§ **Dataset items**:
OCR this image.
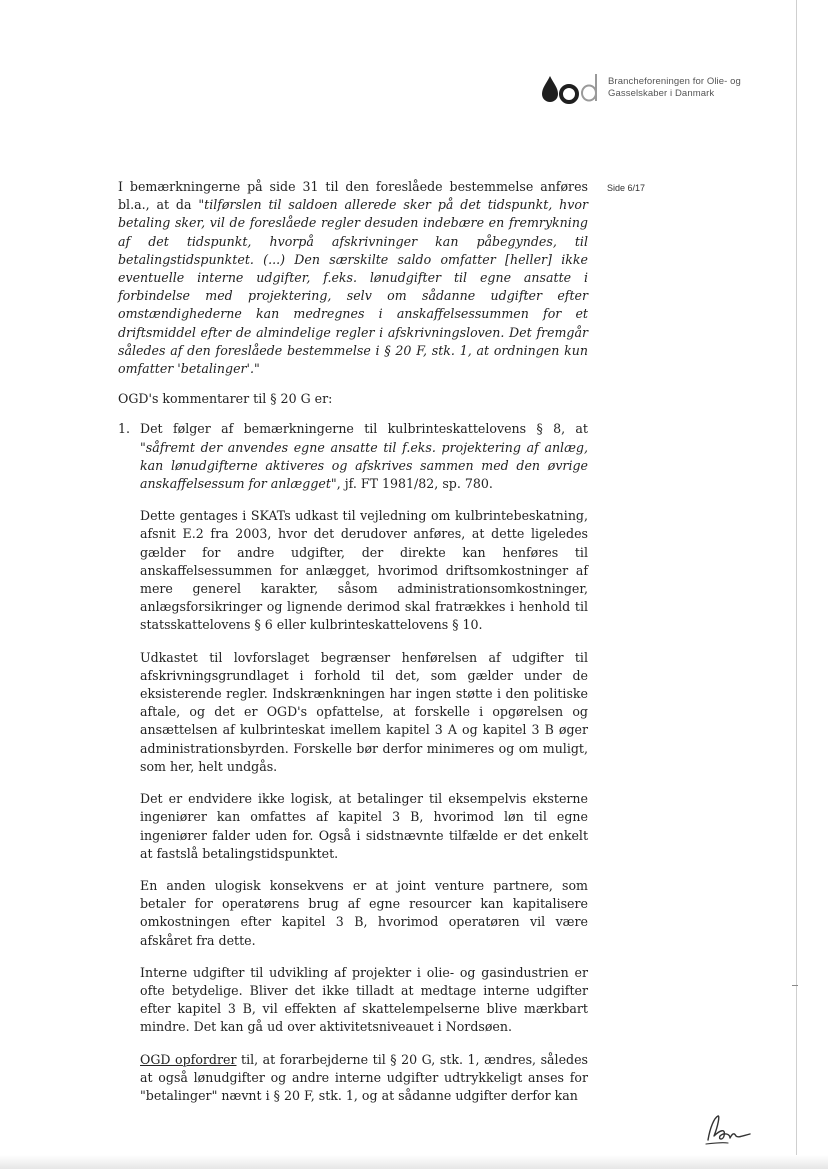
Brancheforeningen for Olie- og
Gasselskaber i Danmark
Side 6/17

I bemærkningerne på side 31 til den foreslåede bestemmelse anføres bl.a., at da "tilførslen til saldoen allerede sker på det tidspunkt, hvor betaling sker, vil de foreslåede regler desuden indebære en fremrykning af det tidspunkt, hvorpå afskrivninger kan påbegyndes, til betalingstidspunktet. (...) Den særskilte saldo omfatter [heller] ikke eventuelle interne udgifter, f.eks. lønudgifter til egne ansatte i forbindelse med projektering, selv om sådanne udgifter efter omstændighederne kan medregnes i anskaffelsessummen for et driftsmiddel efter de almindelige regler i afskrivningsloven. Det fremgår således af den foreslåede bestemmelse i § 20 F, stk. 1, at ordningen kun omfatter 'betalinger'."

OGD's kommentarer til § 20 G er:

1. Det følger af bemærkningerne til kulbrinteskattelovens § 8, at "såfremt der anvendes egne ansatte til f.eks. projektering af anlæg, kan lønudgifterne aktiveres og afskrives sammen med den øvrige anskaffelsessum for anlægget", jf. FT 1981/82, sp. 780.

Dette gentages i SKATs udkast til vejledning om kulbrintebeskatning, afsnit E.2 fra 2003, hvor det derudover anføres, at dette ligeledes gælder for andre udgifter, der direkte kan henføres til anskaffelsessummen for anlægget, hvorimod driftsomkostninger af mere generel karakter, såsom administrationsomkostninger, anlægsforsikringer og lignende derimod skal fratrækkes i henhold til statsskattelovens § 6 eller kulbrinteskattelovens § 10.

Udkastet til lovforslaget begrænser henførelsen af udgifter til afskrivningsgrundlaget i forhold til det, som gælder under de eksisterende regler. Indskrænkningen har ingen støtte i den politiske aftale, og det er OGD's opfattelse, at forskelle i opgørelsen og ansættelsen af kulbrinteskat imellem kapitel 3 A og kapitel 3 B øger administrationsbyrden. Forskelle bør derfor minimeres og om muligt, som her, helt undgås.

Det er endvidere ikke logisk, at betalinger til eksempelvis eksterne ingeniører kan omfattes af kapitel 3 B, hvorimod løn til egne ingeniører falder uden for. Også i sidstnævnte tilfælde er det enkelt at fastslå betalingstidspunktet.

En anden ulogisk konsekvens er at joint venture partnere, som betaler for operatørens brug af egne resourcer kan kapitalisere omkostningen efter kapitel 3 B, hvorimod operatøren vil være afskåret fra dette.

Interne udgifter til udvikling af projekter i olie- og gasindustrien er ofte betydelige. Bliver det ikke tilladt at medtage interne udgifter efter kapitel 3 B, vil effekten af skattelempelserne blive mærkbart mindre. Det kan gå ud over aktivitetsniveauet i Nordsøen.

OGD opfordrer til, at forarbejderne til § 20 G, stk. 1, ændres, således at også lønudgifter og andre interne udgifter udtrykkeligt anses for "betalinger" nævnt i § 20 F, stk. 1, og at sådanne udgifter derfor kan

==

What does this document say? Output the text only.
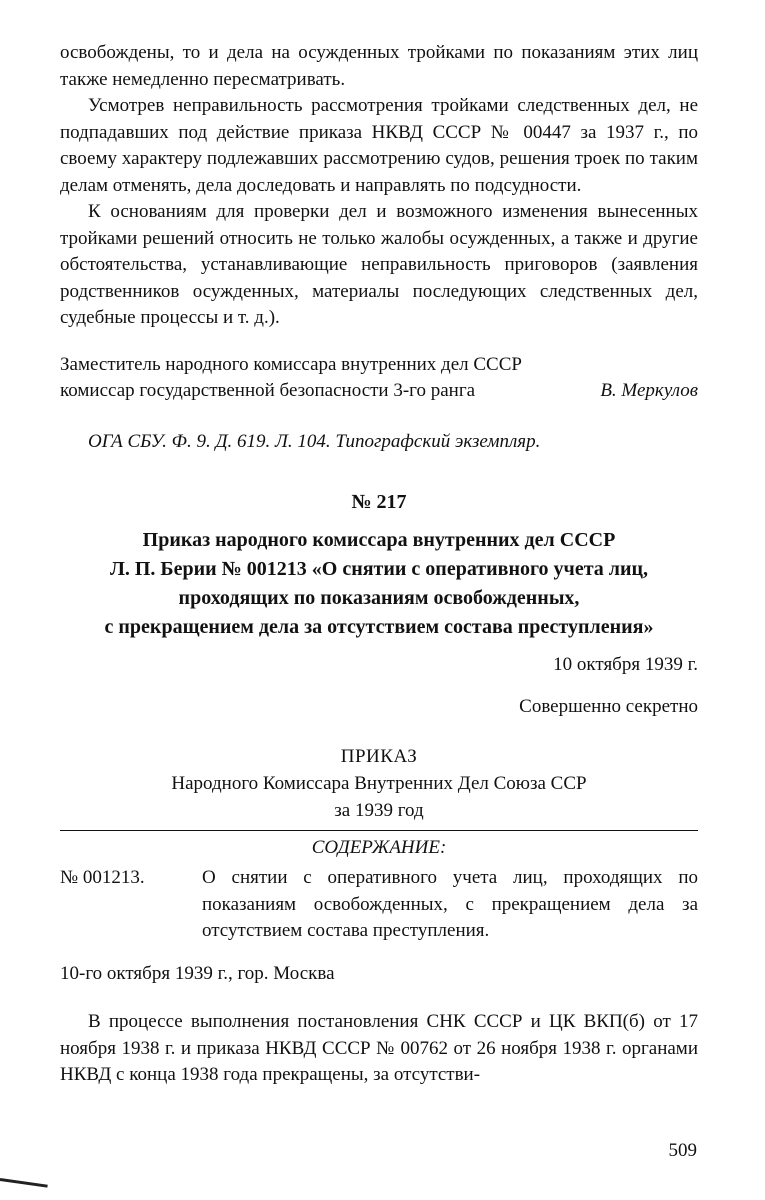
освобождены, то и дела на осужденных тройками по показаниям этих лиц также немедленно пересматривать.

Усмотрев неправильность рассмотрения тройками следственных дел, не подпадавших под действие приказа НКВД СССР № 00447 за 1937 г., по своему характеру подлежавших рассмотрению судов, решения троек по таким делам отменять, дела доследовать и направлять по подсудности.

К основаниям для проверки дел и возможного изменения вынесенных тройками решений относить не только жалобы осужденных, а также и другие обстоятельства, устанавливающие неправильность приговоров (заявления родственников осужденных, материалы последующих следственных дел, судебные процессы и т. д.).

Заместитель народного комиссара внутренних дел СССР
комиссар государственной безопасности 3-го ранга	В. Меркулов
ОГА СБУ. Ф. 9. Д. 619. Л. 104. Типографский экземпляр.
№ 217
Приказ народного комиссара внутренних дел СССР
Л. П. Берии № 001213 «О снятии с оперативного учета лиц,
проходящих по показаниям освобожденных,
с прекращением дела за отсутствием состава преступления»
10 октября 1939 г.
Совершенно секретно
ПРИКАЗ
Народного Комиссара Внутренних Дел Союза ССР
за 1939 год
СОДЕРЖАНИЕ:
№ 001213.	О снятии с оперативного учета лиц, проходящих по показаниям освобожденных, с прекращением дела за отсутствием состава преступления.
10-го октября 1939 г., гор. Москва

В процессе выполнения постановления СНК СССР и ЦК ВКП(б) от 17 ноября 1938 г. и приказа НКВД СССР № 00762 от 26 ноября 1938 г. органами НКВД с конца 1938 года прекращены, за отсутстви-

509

§ **Set task**:
Your answer should be one number: how many lines of the listing include the word "НКВД".

§ **Written solution**:
2